SHORT PROBLEM: Check each line of the material below, and copy it if it holds the string "text".
[Start]
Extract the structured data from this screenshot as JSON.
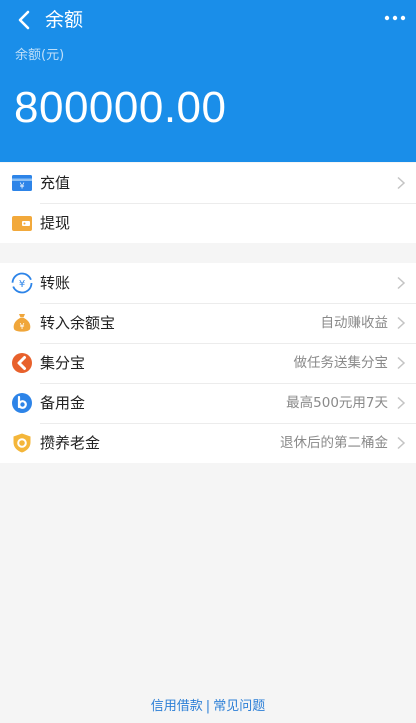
{
  "nav": {
    "title": "余额",
    "back_icon": "chevron-left-icon",
    "more_icon": "more-dots-icon"
  },
  "balance": {
    "label": "余额(元)",
    "amount": "800000.00"
  },
  "group1": [
    {
      "label": "充值",
      "hint": "",
      "icon": "recharge-yuan-card-icon",
      "color": "#2d84e8",
      "chevron": true
    },
    {
      "label": "提现",
      "hint": "",
      "icon": "wallet-icon",
      "color": "#f2a93b",
      "chevron": false
    }
  ],
  "group2": [
    {
      "label": "转账",
      "hint": "",
      "icon": "transfer-icon",
      "color": "#2d84e8"
    },
    {
      "label": "转入余额宝",
      "hint": "自动赚收益",
      "icon": "money-bag-icon",
      "color": "#f0a63a"
    },
    {
      "label": "集分宝",
      "hint": "做任务送集分宝",
      "icon": "jifenbao-icon",
      "color": "#e8612c"
    },
    {
      "label": "备用金",
      "hint": "最高500元用7天",
      "icon": "beiyongjin-icon",
      "color": "#2d84e8"
    },
    {
      "label": "攒养老金",
      "hint": "退休后的第二桶金",
      "icon": "pension-shield-icon",
      "color": "#f4b63a"
    }
  ],
  "footer": {
    "link1": "信用借款",
    "separator": "|",
    "link2": "常见问题"
  },
  "colors": {
    "header": "#1a8ee9",
    "link": "#2c7fd6"
  }
}
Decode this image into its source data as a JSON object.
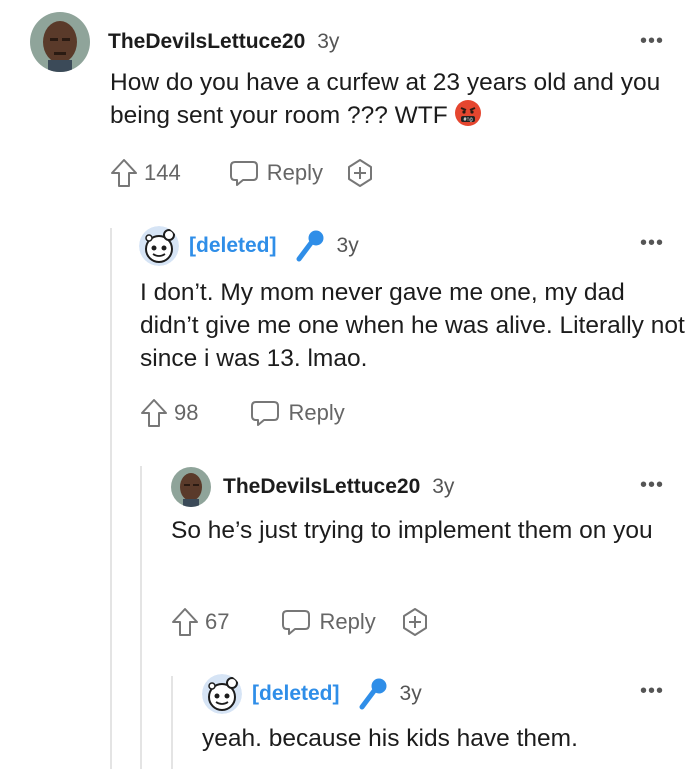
{
  "colors": {
    "deleted_user": "#2f8ee8",
    "thread_line": "#e4e4e4",
    "text": "#1c1c1c",
    "meta": "#666666"
  },
  "comments": [
    {
      "username": "TheDevilsLettuce20",
      "age": "3y",
      "text": "How do you have a curfew at 23 years old and you being sent your room ??? WTF",
      "emoji": "angry-face-with-symbols-icon",
      "votes": "144",
      "reply_label": "Reply",
      "award_icon": "award-plus-icon"
    },
    {
      "username": "[deleted]",
      "age": "3y",
      "flair_icon": "microphone-icon",
      "text": "I don’t. My mom never gave me one, my dad didn’t give me one when he was alive. Literally not since i was 13. lmao.",
      "votes": "98",
      "reply_label": "Reply"
    },
    {
      "username": "TheDevilsLettuce20",
      "age": "3y",
      "text": "So he’s just trying to implement them on you",
      "votes": "67",
      "reply_label": "Reply",
      "award_icon": "award-plus-icon"
    },
    {
      "username": "[deleted]",
      "age": "3y",
      "flair_icon": "microphone-icon",
      "text": "yeah. because his kids have them."
    }
  ],
  "more_label": "•••"
}
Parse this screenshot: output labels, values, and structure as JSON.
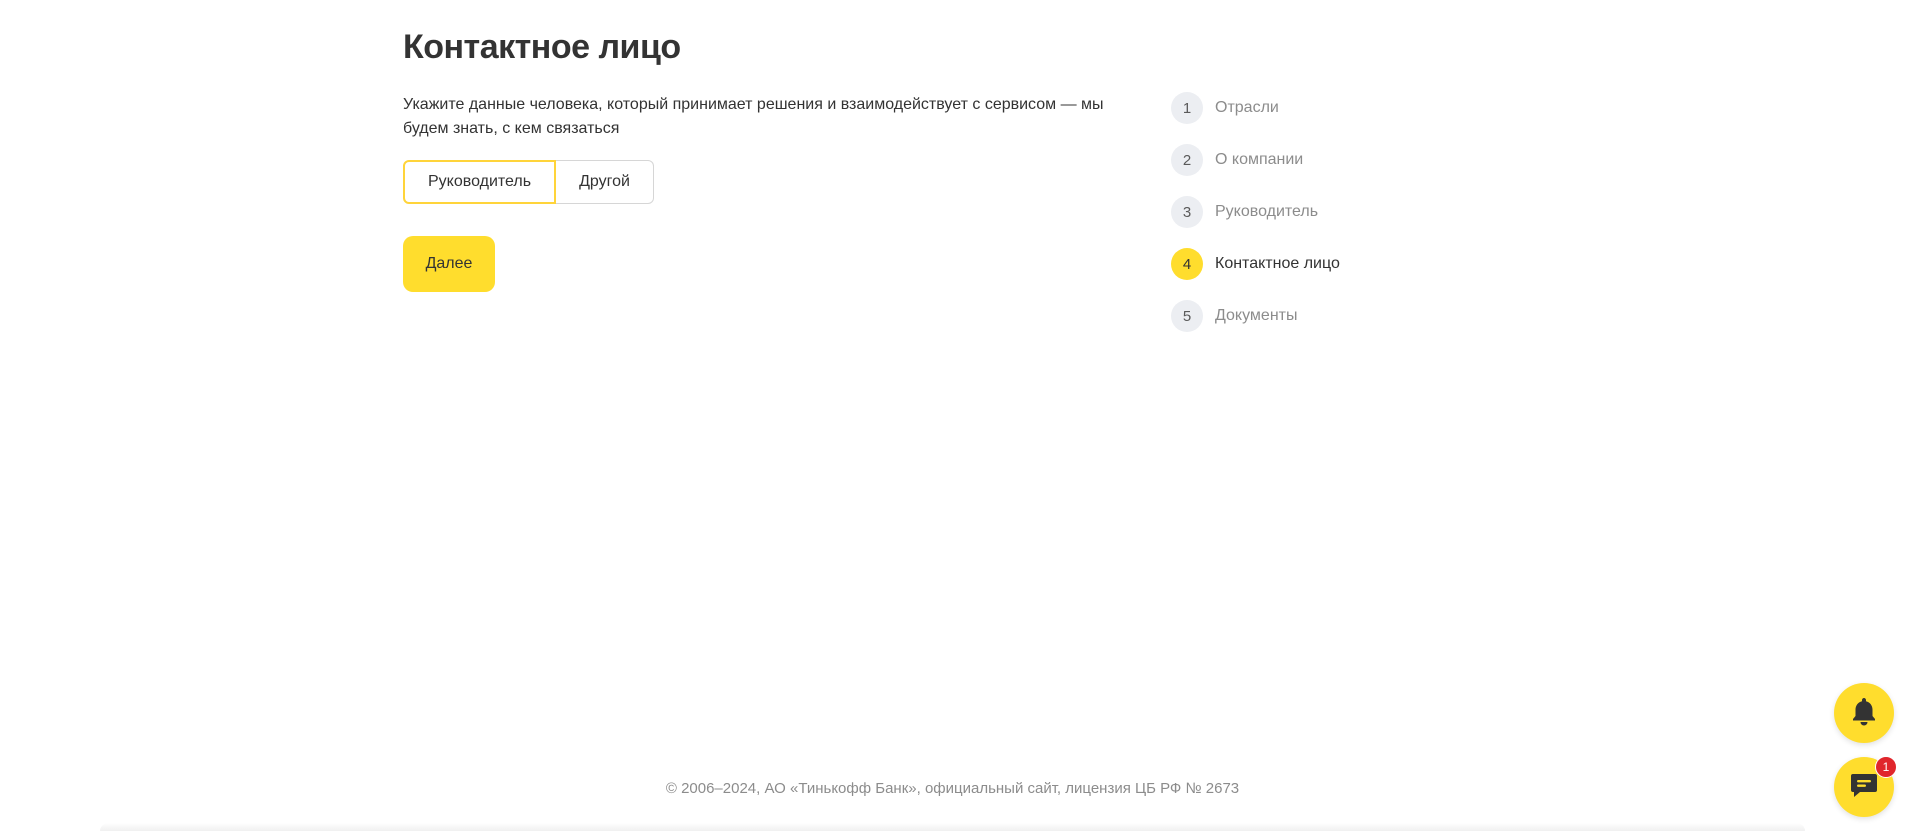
[End]
RESPONSE:
    "text": "#1c1c1c",
      "text": "How do you have a curfew at 23 years old and you being sent your room ??? WTF",
      "text": "I don’t. My mom never gave me one, my dad didn’t give me one when he was alive. Literally not since i was 13. lmao.",
      "text": "So he’s just trying to implement them on you",
      "text": "yeah. because his kids have them."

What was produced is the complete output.